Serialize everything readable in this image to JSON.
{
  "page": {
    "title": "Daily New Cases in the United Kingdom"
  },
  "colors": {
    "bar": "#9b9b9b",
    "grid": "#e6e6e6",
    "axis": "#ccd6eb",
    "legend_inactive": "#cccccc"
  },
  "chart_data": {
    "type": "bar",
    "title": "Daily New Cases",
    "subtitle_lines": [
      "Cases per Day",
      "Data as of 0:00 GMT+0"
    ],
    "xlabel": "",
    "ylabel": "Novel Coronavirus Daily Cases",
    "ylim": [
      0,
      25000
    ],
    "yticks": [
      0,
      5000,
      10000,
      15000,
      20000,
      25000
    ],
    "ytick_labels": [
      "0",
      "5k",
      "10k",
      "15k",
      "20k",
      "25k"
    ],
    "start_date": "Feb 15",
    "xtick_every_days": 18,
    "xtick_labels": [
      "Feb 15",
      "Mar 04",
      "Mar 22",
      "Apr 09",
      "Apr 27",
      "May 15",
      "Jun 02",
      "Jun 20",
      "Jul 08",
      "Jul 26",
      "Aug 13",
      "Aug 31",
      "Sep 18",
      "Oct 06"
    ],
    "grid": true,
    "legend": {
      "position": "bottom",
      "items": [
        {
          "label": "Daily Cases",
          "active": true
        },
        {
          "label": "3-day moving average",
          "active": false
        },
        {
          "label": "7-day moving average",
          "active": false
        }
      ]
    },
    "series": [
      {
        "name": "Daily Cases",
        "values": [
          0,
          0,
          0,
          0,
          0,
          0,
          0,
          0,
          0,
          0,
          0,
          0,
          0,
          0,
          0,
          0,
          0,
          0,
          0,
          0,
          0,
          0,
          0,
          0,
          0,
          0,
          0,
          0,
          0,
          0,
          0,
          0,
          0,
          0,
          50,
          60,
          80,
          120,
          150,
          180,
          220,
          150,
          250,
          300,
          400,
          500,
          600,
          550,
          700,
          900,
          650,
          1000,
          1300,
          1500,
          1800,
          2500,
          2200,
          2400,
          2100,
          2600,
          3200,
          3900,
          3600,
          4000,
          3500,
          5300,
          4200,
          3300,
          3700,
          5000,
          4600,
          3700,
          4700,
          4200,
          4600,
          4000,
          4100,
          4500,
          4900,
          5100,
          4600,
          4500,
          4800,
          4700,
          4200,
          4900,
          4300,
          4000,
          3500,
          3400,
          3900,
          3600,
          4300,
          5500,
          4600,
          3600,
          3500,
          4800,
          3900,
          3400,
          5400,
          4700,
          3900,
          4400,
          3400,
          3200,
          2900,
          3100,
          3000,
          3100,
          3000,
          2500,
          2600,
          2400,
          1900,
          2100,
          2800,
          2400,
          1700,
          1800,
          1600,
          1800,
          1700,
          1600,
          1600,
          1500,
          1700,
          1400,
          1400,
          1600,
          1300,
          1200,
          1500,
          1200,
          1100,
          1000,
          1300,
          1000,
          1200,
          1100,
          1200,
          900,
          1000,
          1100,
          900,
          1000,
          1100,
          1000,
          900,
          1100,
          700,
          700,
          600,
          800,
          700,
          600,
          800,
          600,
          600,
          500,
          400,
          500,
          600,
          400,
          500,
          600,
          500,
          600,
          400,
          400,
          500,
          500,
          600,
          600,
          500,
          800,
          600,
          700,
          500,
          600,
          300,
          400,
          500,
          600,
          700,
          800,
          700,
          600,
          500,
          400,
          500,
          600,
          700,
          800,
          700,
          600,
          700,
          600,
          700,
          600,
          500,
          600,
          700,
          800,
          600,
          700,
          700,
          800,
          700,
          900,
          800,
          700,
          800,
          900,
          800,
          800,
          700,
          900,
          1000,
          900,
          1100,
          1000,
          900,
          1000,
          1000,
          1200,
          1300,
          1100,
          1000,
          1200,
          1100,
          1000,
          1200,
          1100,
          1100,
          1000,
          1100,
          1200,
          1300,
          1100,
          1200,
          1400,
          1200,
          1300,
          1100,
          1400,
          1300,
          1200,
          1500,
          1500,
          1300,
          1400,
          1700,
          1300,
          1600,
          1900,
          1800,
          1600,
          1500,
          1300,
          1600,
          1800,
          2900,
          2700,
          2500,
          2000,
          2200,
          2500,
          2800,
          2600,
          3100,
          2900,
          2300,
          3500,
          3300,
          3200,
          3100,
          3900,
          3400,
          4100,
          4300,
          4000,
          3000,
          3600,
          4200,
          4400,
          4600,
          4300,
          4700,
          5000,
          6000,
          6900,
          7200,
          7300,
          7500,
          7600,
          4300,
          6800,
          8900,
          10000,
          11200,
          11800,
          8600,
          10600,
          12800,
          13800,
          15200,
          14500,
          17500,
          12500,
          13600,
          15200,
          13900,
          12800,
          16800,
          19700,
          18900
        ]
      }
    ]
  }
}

Work item: All of the material above should be repeated word for word.

Response to the task:
Serialize everything readable in this image to JSON.
{
  "page": {
    "title": "Daily New Cases in the United Kingdom"
  },
  "colors": {
    "bar": "#9b9b9b",
    "grid": "#e6e6e6",
    "axis": "#ccd6eb",
    "legend_inactive": "#cccccc"
  },
  "chart_data": {
    "type": "bar",
    "title": "Daily New Cases",
    "subtitle_lines": [
      "Cases per Day",
      "Data as of 0:00 GMT+0"
    ],
    "xlabel": "",
    "ylabel": "Novel Coronavirus Daily Cases",
    "ylim": [
      0,
      25000
    ],
    "yticks": [
      0,
      5000,
      10000,
      15000,
      20000,
      25000
    ],
    "ytick_labels": [
      "0",
      "5k",
      "10k",
      "15k",
      "20k",
      "25k"
    ],
    "start_date": "Feb 15",
    "xtick_every_days": 18,
    "xtick_labels": [
      "Feb 15",
      "Mar 04",
      "Mar 22",
      "Apr 09",
      "Apr 27",
      "May 15",
      "Jun 02",
      "Jun 20",
      "Jul 08",
      "Jul 26",
      "Aug 13",
      "Aug 31",
      "Sep 18",
      "Oct 06"
    ],
    "grid": true,
    "legend": {
      "position": "bottom",
      "items": [
        {
          "label": "Daily Cases",
          "active": true
        },
        {
          "label": "3-day moving average",
          "active": false
        },
        {
          "label": "7-day moving average",
          "active": false
        }
      ]
    },
    "series": [
      {
        "name": "Daily Cases",
        "values": [
          0,
          0,
          0,
          0,
          0,
          0,
          0,
          0,
          0,
          0,
          0,
          0,
          0,
          0,
          0,
          0,
          0,
          0,
          0,
          0,
          0,
          0,
          0,
          0,
          0,
          0,
          0,
          0,
          0,
          0,
          0,
          0,
          0,
          0,
          50,
          60,
          80,
          120,
          150,
          180,
          220,
          150,
          250,
          300,
          400,
          500,
          600,
          550,
          700,
          900,
          650,
          1000,
          1300,
          1500,
          1800,
          2500,
          2200,
          2400,
          2100,
          2600,
          3200,
          3900,
          3600,
          4000,
          3500,
          5300,
          4200,
          3300,
          3700,
          5000,
          4600,
          3700,
          4700,
          4200,
          4600,
          4000,
          4100,
          4500,
          4900,
          5100,
          4600,
          4500,
          4800,
          4700,
          4200,
          4900,
          4300,
          4000,
          3500,
          3400,
          3900,
          3600,
          4300,
          5500,
          4600,
          3600,
          3500,
          4800,
          3900,
          3400,
          5400,
          4700,
          3900,
          4400,
          3400,
          3200,
          2900,
          3100,
          3000,
          3100,
          3000,
          2500,
          2600,
          2400,
          1900,
          2100,
          2800,
          2400,
          1700,
          1800,
          1600,
          1800,
          1700,
          1600,
          1600,
          1500,
          1700,
          1400,
          1400,
          1600,
          1300,
          1200,
          1500,
          1200,
          1100,
          1000,
          1300,
          1000,
          1200,
          1100,
          1200,
          900,
          1000,
          1100,
          900,
          1000,
          1100,
          1000,
          900,
          1100,
          700,
          700,
          600,
          800,
          700,
          600,
          800,
          600,
          600,
          500,
          400,
          500,
          600,
          400,
          500,
          600,
          500,
          600,
          400,
          400,
          500,
          500,
          600,
          600,
          500,
          800,
          600,
          700,
          500,
          600,
          300,
          400,
          500,
          600,
          700,
          800,
          700,
          600,
          500,
          400,
          500,
          600,
          700,
          800,
          700,
          600,
          700,
          600,
          700,
          600,
          500,
          600,
          700,
          800,
          600,
          700,
          700,
          800,
          700,
          900,
          800,
          700,
          800,
          900,
          800,
          800,
          700,
          900,
          1000,
          900,
          1100,
          1000,
          900,
          1000,
          1000,
          1200,
          1300,
          1100,
          1000,
          1200,
          1100,
          1000,
          1200,
          1100,
          1100,
          1000,
          1100,
          1200,
          1300,
          1100,
          1200,
          1400,
          1200,
          1300,
          1100,
          1400,
          1300,
          1200,
          1500,
          1500,
          1300,
          1400,
          1700,
          1300,
          1600,
          1900,
          1800,
          1600,
          1500,
          1300,
          1600,
          1800,
          2900,
          2700,
          2500,
          2000,
          2200,
          2500,
          2800,
          2600,
          3100,
          2900,
          2300,
          3500,
          3300,
          3200,
          3100,
          3900,
          3400,
          4100,
          4300,
          4000,
          3000,
          3600,
          4200,
          4400,
          4600,
          4300,
          4700,
          5000,
          6000,
          6900,
          7200,
          7300,
          7500,
          7600,
          4300,
          6800,
          8900,
          10000,
          11200,
          11800,
          8600,
          10600,
          12800,
          13800,
          15200,
          14500,
          17500,
          12500,
          13600,
          15200,
          13900,
          12800,
          16800,
          19700,
          18900
        ]
      }
    ]
  }
}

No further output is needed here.